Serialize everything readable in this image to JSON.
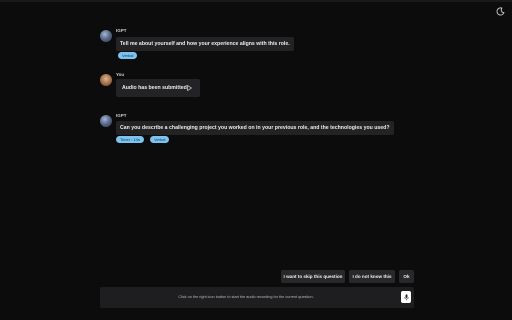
{
  "header": {
    "theme_icon": "moon-icon"
  },
  "messages": [
    {
      "sender": "IGPT",
      "text": "Tell me about yourself and how your experience aligns with this role.",
      "badges": [
        "Verbal"
      ]
    },
    {
      "sender": "You",
      "audio_label": "Audio has been submitted",
      "play_icon": "play-icon"
    },
    {
      "sender": "IGPT",
      "text": "Can you describe a challenging project you worked on in your previous role, and the technologies you used?",
      "badges": [
        "Timer : 14s",
        "Verbal"
      ]
    }
  ],
  "actions": {
    "skip_label": "I want to skip this question",
    "dont_know_label": "I do not know this",
    "ok_label": "Ok"
  },
  "composer": {
    "hint": "Click on the right icon button to start the audio recording for the current question.",
    "mic_icon": "microphone-icon"
  },
  "colors": {
    "background": "#0c0c0d",
    "bubble": "#232325",
    "badge": "#7cc3ef",
    "button": "#28282a"
  }
}
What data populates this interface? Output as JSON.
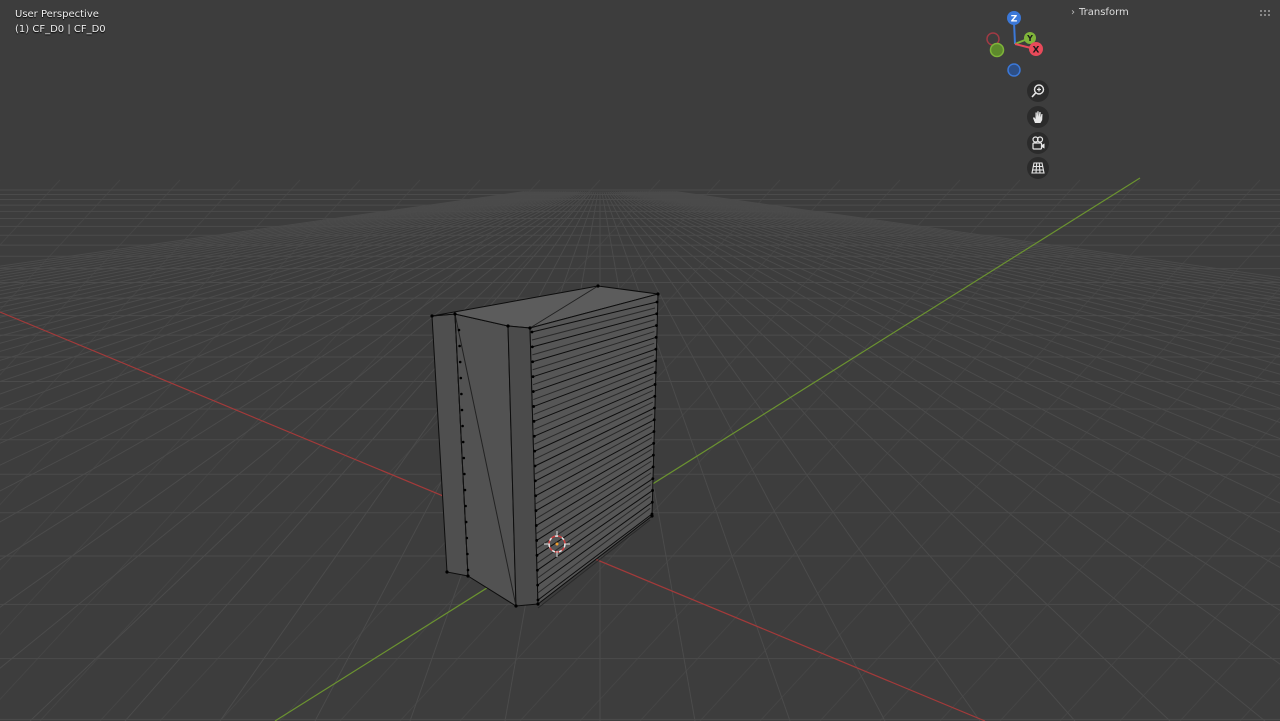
{
  "viewport": {
    "perspective_label": "User Perspective",
    "object_label": "(1) CF_D0 | CF_D0",
    "background_color": "#3d3d3d",
    "grid_color": "#4a4a4a",
    "x_axis_color": "#b03a3a",
    "y_axis_color": "#6c9a2a"
  },
  "gizmo": {
    "axes": [
      {
        "label": "Z",
        "color": "#3b78d8"
      },
      {
        "label": "Y",
        "color": "#7fb43a"
      },
      {
        "label": "X",
        "color": "#e84a5a"
      }
    ]
  },
  "view_tools": [
    {
      "name": "zoom-icon"
    },
    {
      "name": "pan-hand-icon"
    },
    {
      "name": "camera-view-icon"
    },
    {
      "name": "grid-ortho-icon"
    }
  ],
  "sidebar": {
    "transform_label": "Transform"
  }
}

———

Leave the pictures out, and print every line of the listing exactly as written.

Serialize everything readable in this image to JSON.
{
  "header": {
    "theme_icon": "moon-icon"
  },
  "messages": [
    {
      "sender": "IGPT",
      "text": "Tell me about yourself and how your experience aligns with this role.",
      "badges": [
        "Verbal"
      ]
    },
    {
      "sender": "You",
      "audio_label": "Audio has been submitted",
      "play_icon": "play-icon"
    },
    {
      "sender": "IGPT",
      "text": "Can you describe a challenging project you worked on in your previous role, and the technologies you used?",
      "badges": [
        "Timer : 14s",
        "Verbal"
      ]
    }
  ],
  "actions": {
    "skip_label": "I want to skip this question",
    "dont_know_label": "I do not know this",
    "ok_label": "Ok"
  },
  "composer": {
    "hint": "Click on the right icon button to start the audio recording for the current question.",
    "mic_icon": "microphone-icon"
  },
  "colors": {
    "background": "#0c0c0d",
    "bubble": "#232325",
    "badge": "#7cc3ef",
    "button": "#28282a"
  }
}
What data populates this interface? Output as JSON.
{
  "viewport": {
    "perspective_label": "User Perspective",
    "object_label": "(1) CF_D0 | CF_D0",
    "background_color": "#3d3d3d",
    "grid_color": "#4a4a4a",
    "x_axis_color": "#b03a3a",
    "y_axis_color": "#6c9a2a"
  },
  "gizmo": {
    "axes": [
      {
        "label": "Z",
        "color": "#3b78d8"
      },
      {
        "label": "Y",
        "color": "#7fb43a"
      },
      {
        "label": "X",
        "color": "#e84a5a"
      }
    ]
  },
  "view_tools": [
    {
      "name": "zoom-icon"
    },
    {
      "name": "pan-hand-icon"
    },
    {
      "name": "camera-view-icon"
    },
    {
      "name": "grid-ortho-icon"
    }
  ],
  "sidebar": {
    "transform_label": "Transform"
  }
}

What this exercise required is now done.